> **Exercise description**
Your task is to give the number of lines in the listing that include "чтение", and nothing else.

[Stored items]

"""

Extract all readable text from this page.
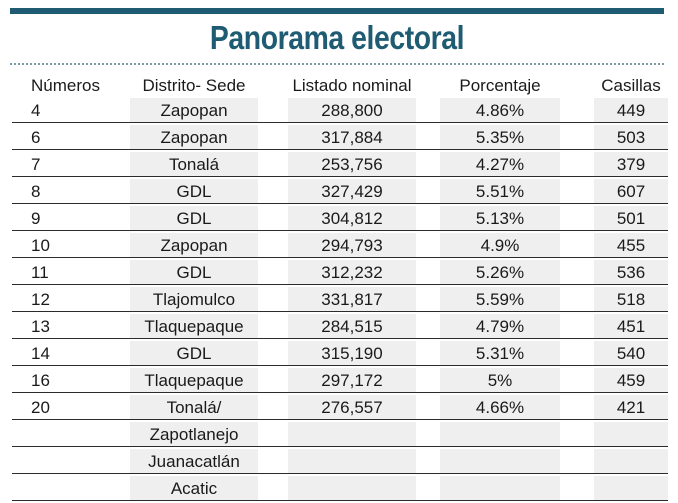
Panorama electoral
Números	Distrito- Sede		Listado nominal		Porcentaje		Casillas
4	Zapopan		288,800		4.86%		449
6	Zapopan		317,884		5.35%		503
7	Tonalá		253,756		4.27%		379
8	GDL		327,429		5.51%		607
9	GDL		304,812		5.13%		501
10	Zapopan		294,793		4.9%		455
11	GDL		312,232		5.26%		536
12	Tlajomulco		331,817		5.59%		518
13	Tlaquepaque		284,515		4.79%		451
14	GDL		315,190		5.31%		540
16	Tlaquepaque		297,172		5%		459
20	Tonalá/		276,557		4.66%		421
	Zapotlanejo						
	Juanacatlán						
	Acatic						
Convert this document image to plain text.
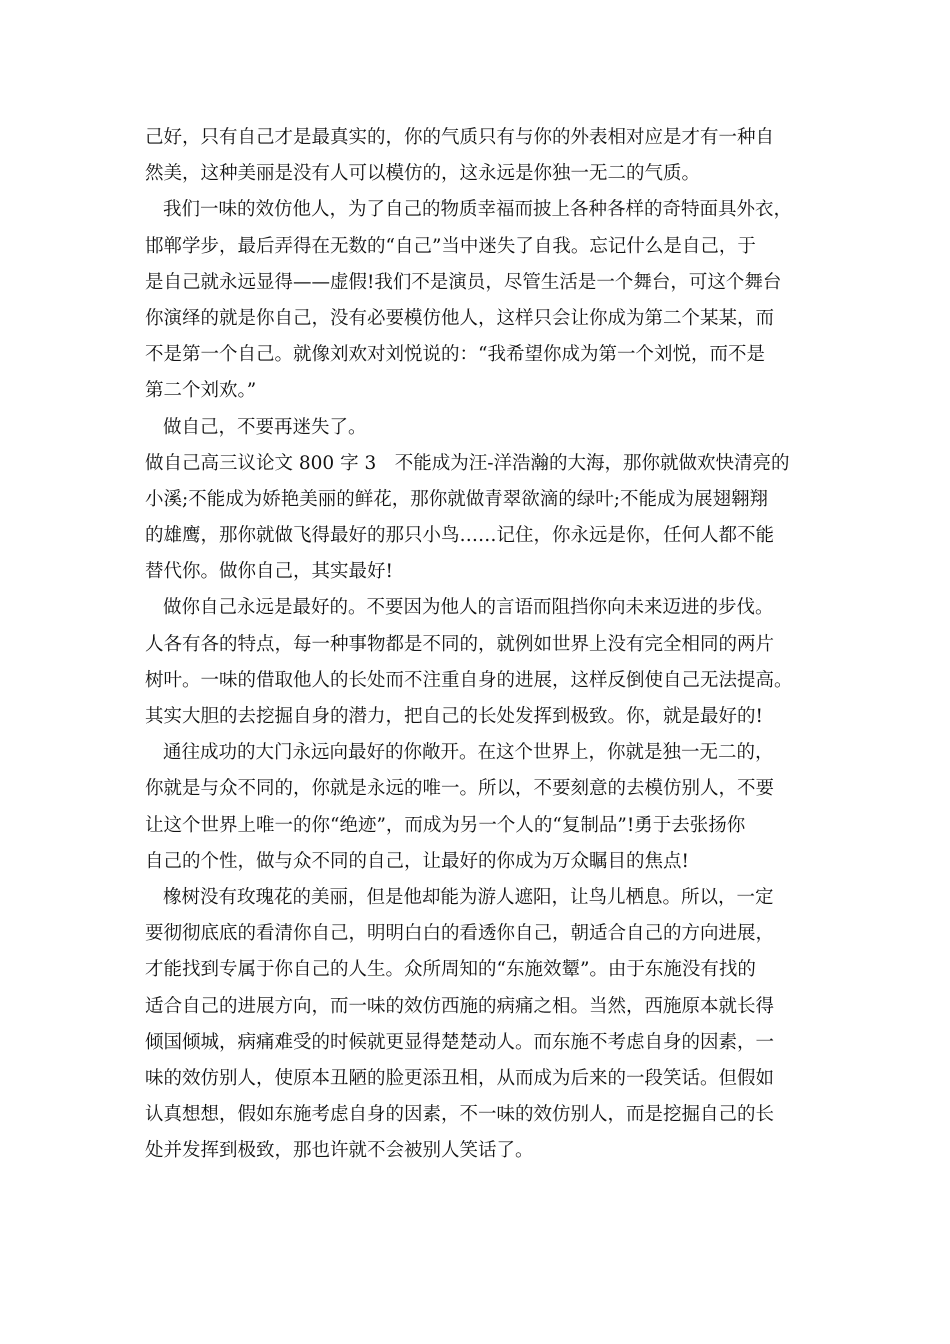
己好，只有自己才是最真实的，你的气质只有与你的外表相对应是才有一种自
然美，这种美丽是没有人可以模仿的，这永远是你独一无二的气质。
我们一味的效仿他人，为了自己的物质幸福而披上各种各样的奇特面具外衣，
邯郸学步，最后弄得在无数的“自己”当中迷失了自我。忘记什么是自己，于
是自己就永远显得——虚假!我们不是演员，尽管生活是一个舞台，可这个舞台
你演绎的就是你自己，没有必要模仿他人，这样只会让你成为第二个某某，而
不是第一个自己。就像刘欢对刘悦说的：“我希望你成为第一个刘悦，而不是
第二个刘欢。”
做自己，不要再迷失了。
做自己高三议论文 800 字 3　不能成为汪-洋浩瀚的大海，那你就做欢快清亮的
小溪;不能成为娇艳美丽的鲜花，那你就做青翠欲滴的绿叶;不能成为展翅翱翔
的雄鹰，那你就做飞得最好的那只小鸟……记住，你永远是你，任何人都不能
替代你。做你自己，其实最好!
做你自己永远是最好的。不要因为他人的言语而阻挡你向未来迈进的步伐。
人各有各的特点，每一种事物都是不同的，就例如世界上没有完全相同的两片
树叶。一味的借取他人的长处而不注重自身的进展，这样反倒使自己无法提高。
其实大胆的去挖掘自身的潜力，把自己的长处发挥到极致。你，就是最好的!
通往成功的大门永远向最好的你敞开。在这个世界上，你就是独一无二的，
你就是与众不同的，你就是永远的唯一。所以，不要刻意的去模仿别人，不要
让这个世界上唯一的你“绝迹”，而成为另一个人的“复制品”!勇于去张扬你
自己的个性，做与众不同的自己，让最好的你成为万众瞩目的焦点!
橡树没有玫瑰花的美丽，但是他却能为游人遮阳，让鸟儿栖息。所以，一定
要彻彻底底的看清你自己，明明白白的看透你自己，朝适合自己的方向进展，
才能找到专属于你自己的人生。众所周知的“东施效颦”。由于东施没有找的
适合自己的进展方向，而一味的效仿西施的病痛之相。当然，西施原本就长得
倾国倾城，病痛难受的时候就更显得楚楚动人。而东施不考虑自身的因素，一
味的效仿别人，使原本丑陋的脸更添丑相，从而成为后来的一段笑话。但假如
认真想想，假如东施考虑自身的因素，不一味的效仿别人，而是挖掘自己的长
处并发挥到极致，那也许就不会被别人笑话了。
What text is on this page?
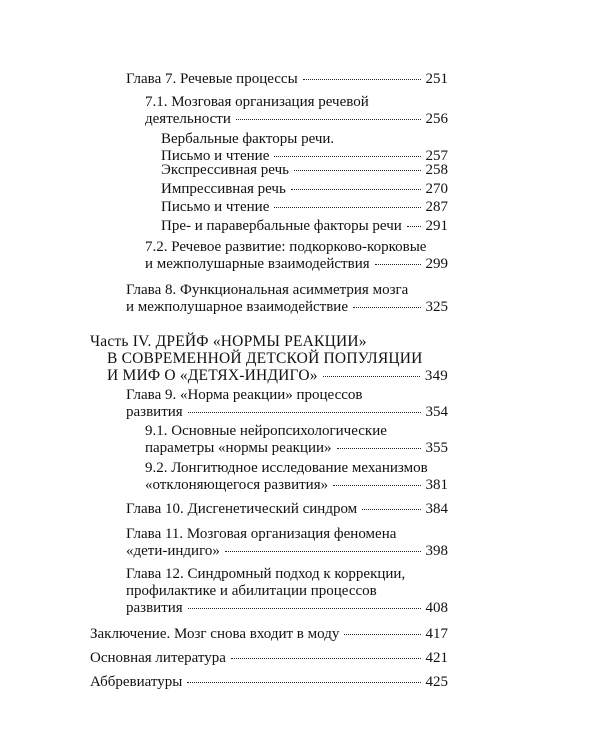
Глава 7. Речевые процессы	251
7.1. Мозговая организация речевой
деятельности	256
Вербальные факторы речи.
Письмо и чтение	257
Экспрессивная речь	258
Импрессивная речь	270
Письмо и чтение	287
Пре- и паравербальные факторы речи 291
7.2. Речевое развитие: подкорково-корковые
и межполушарные взаимодействия	299
Глава 8. Функциональная асимметрия мозга
и межполушарное взаимодействие	325
Часть IV. ДРЕЙФ «НОРМЫ РЕАКЦИИ»
В СОВРЕМЕННОЙ ДЕТСКОЙ ПОПУЛЯЦИИ
И МИФ О «ДЕТЯХ-ИНДИГО»	349
Глава 9. «Норма реакции» процессов
развития	354
9.1. Основные нейропсихологические
параметры «нормы реакции»	355
9.2. Лонгитюдное исследование механизмов
«отклоняющегося развития»	381
Глава 10. Дисгенетический синдром	384
Глава 11. Мозговая организация феномена
«дети-индиго»	398
Глава 12. Синдромный подход к коррекции,
профилактике и абилитации процессов
развития	408
Заключение. Мозг снова входит в моду	417
Основная литература	421
Аббревиатуры	425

"""

> **Full solution**
2